Without including any images, repeat the data exactly.

» **Given records**:
◆ ◆ ◆ ◆ ◆

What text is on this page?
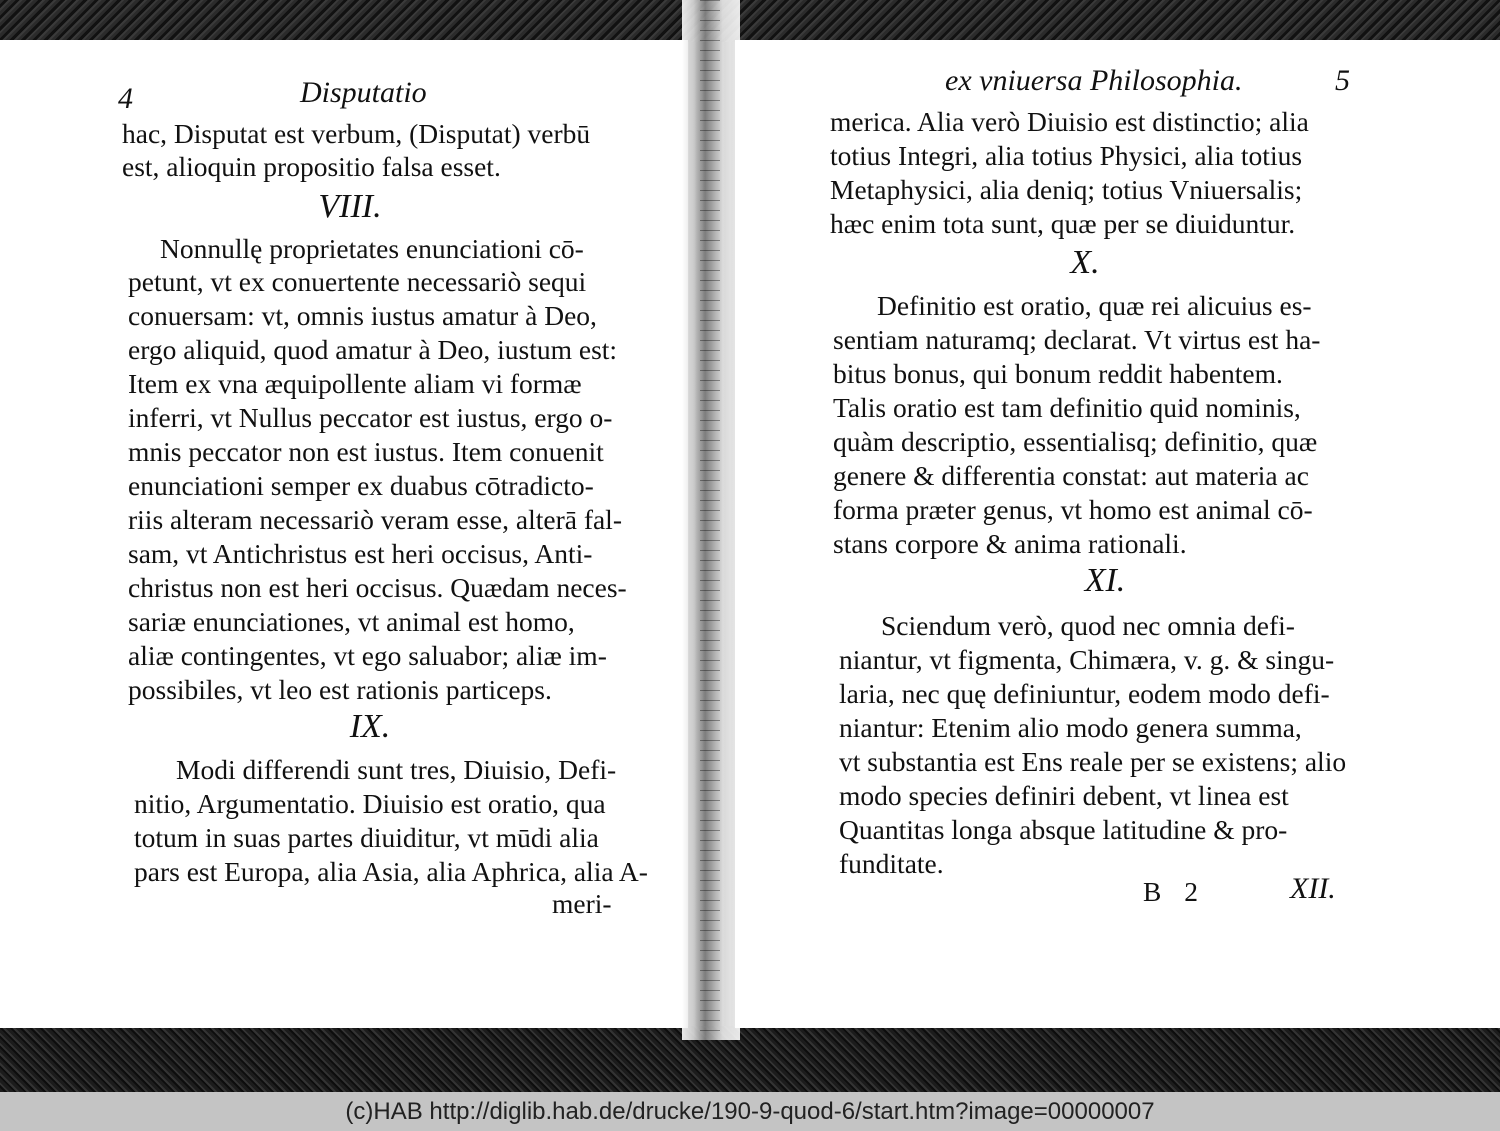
4	Disputatio
hac, Disputat est verbum, (Disputat) verbū
est, alioquin propositio falsa esset.
VIII.
Nonnullę proprietates enunciationi cō-
petunt, vt ex conuertente necessariò sequi
conuersam: vt, omnis iustus amatur à Deo,
ergo aliquid, quod amatur à Deo, iustum est:
Item ex vna æquipollente aliam vi formæ
inferri, vt Nullus peccator est iustus, ergo o-
mnis peccator non est iustus. Item conuenit
enunciationi semper ex duabus cōtradicto-
riis alteram necessariò veram esse, alterā fal-
sam, vt Antichristus est heri occisus, Anti-
christus non est heri occisus. Quædam neces-
sariæ enunciationes, vt animal est homo,
aliæ contingentes, vt ego saluabor; aliæ im-
possibiles, vt leo est rationis particeps.
IX.
Modi differendi sunt tres, Diuisio, Defi-
nitio, Argumentatio. Diuisio est oratio, qua
totum in suas partes diuiditur, vt mūdi alia
pars est Europa, alia Asia, alia Aphrica, alia A-
meri-
ex vniuersa Philosophia.	5
merica. Alia verò Diuisio est distinctio; alia
totius Integri, alia totius Physici, alia totius
Metaphysici, alia deniq; totius Vniuersalis;
hæc enim tota sunt, quæ per se diuiduntur.
X.
Definitio est oratio, quæ rei alicuius es-
sentiam naturamq; declarat. Vt virtus est ha-
bitus bonus, qui bonum reddit habentem.
Talis oratio est tam definitio quid nominis,
quàm descriptio, essentialisq; definitio, quæ
genere & differentia constat: aut materia ac
forma præter genus, vt homo est animal cō-
stans corpore & anima rationali.
XI.
Sciendum verò, quod nec omnia defi-
niantur, vt figmenta, Chimæra, v. g. & singu-
laria, nec quę definiuntur, eodem modo defi-
niantur: Etenim alio modo genera summa,
vt substantia est Ens reale per se existens; alio
modo species definiri debent, vt linea est
Quantitas longa absque latitudine & pro-
funditate.
B 2	XII.
(c)HAB http://diglib.hab.de/drucke/190-9-quod-6/start.htm?image=00000007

◆ ◆ ◆ ◆ ◆

» **Output for this exercise**:
What text is on this page?
4	Disputatio
hac, Disputat est verbum, (Disputat) verbū
est, alioquin propositio falsa esset.
VIII.
Nonnullę proprietates enunciationi cō-
petunt, vt ex conuertente necessariò sequi
conuersam: vt, omnis iustus amatur à Deo,
ergo aliquid, quod amatur à Deo, iustum est:
Item ex vna æquipollente aliam vi formæ
inferri, vt Nullus peccator est iustus, ergo o-
mnis peccator non est iustus. Item conuenit
enunciationi semper ex duabus cōtradicto-
riis alteram necessariò veram esse, alterā fal-
sam, vt Antichristus est heri occisus, Anti-
christus non est heri occisus. Quædam neces-
sariæ enunciationes, vt animal est homo,
aliæ contingentes, vt ego saluabor; aliæ im-
possibiles, vt leo est rationis particeps.
IX.
Modi differendi sunt tres, Diuisio, Defi-
nitio, Argumentatio. Diuisio est oratio, qua
totum in suas partes diuiditur, vt mūdi alia
pars est Europa, alia Asia, alia Aphrica, alia A-
meri-
ex vniuersa Philosophia.	5
merica. Alia verò Diuisio est distinctio; alia
totius Integri, alia totius Physici, alia totius
Metaphysici, alia deniq; totius Vniuersalis;
hæc enim tota sunt, quæ per se diuiduntur.
X.
Definitio est oratio, quæ rei alicuius es-
sentiam naturamq; declarat. Vt virtus est ha-
bitus bonus, qui bonum reddit habentem.
Talis oratio est tam definitio quid nominis,
quàm descriptio, essentialisq; definitio, quæ
genere & differentia constat: aut materia ac
forma præter genus, vt homo est animal cō-
stans corpore & anima rationali.
XI.
Sciendum verò, quod nec omnia defi-
niantur, vt figmenta, Chimæra, v. g. & singu-
laria, nec quę definiuntur, eodem modo defi-
niantur: Etenim alio modo genera summa,
vt substantia est Ens reale per se existens; alio
modo species definiri debent, vt linea est
Quantitas longa absque latitudine & pro-
funditate.
B 2	XII.
(c)HAB http://diglib.hab.de/drucke/190-9-quod-6/start.htm?image=00000007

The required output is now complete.